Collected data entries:
——————————
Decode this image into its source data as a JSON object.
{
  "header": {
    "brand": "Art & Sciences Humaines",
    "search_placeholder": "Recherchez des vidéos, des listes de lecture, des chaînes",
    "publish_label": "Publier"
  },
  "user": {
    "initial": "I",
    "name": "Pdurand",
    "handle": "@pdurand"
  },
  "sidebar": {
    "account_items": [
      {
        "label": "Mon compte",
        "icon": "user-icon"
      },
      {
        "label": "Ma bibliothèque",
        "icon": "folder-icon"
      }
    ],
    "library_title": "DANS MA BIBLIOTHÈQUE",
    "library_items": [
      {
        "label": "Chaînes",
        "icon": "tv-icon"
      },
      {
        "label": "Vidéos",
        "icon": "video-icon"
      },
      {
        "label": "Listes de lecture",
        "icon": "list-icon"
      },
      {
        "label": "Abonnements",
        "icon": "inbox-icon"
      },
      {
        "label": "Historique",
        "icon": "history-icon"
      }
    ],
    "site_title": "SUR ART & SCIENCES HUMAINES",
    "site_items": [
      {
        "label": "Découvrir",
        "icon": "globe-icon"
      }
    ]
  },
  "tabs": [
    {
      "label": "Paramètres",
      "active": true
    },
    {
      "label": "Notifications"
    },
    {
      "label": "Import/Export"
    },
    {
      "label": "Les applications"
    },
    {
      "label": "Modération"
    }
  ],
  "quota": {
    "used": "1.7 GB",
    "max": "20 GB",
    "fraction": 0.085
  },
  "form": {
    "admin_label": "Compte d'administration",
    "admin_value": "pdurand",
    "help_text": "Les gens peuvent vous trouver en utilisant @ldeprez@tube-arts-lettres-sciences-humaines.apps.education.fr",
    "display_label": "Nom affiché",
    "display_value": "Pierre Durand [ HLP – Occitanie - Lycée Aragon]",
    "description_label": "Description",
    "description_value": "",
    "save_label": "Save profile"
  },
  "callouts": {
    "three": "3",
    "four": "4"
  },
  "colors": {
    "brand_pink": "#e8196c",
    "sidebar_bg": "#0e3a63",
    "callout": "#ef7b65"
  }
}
——————————
Print the material once more, exactly.

Decode this image into its source data as a JSON object.
{
  "header": {
    "brand": "Art & Sciences Humaines",
    "search_placeholder": "Recherchez des vidéos, des listes de lecture, des chaînes",
    "publish_label": "Publier"
  },
  "user": {
    "initial": "I",
    "name": "Pdurand",
    "handle": "@pdurand"
  },
  "sidebar": {
    "account_items": [
      {
        "label": "Mon compte",
        "icon": "user-icon"
      },
      {
        "label": "Ma bibliothèque",
        "icon": "folder-icon"
      }
    ],
    "library_title": "DANS MA BIBLIOTHÈQUE",
    "library_items": [
      {
        "label": "Chaînes",
        "icon": "tv-icon"
      },
      {
        "label": "Vidéos",
        "icon": "video-icon"
      },
      {
        "label": "Listes de lecture",
        "icon": "list-icon"
      },
      {
        "label": "Abonnements",
        "icon": "inbox-icon"
      },
      {
        "label": "Historique",
        "icon": "history-icon"
      }
    ],
    "site_title": "SUR ART & SCIENCES HUMAINES",
    "site_items": [
      {
        "label": "Découvrir",
        "icon": "globe-icon"
      }
    ]
  },
  "tabs": [
    {
      "label": "Paramètres",
      "active": true
    },
    {
      "label": "Notifications"
    },
    {
      "label": "Import/Export"
    },
    {
      "label": "Les applications"
    },
    {
      "label": "Modération"
    }
  ],
  "quota": {
    "used": "1.7 GB",
    "max": "20 GB",
    "fraction": 0.085
  },
  "form": {
    "admin_label": "Compte d'administration",
    "admin_value": "pdurand",
    "help_text": "Les gens peuvent vous trouver en utilisant @ldeprez@tube-arts-lettres-sciences-humaines.apps.education.fr",
    "display_label": "Nom affiché",
    "display_value": "Pierre Durand [ HLP – Occitanie - Lycée Aragon]",
    "description_label": "Description",
    "description_value": "",
    "save_label": "Save profile"
  },
  "callouts": {
    "three": "3",
    "four": "4"
  },
  "colors": {
    "brand_pink": "#e8196c",
    "sidebar_bg": "#0e3a63",
    "callout": "#ef7b65"
  }
}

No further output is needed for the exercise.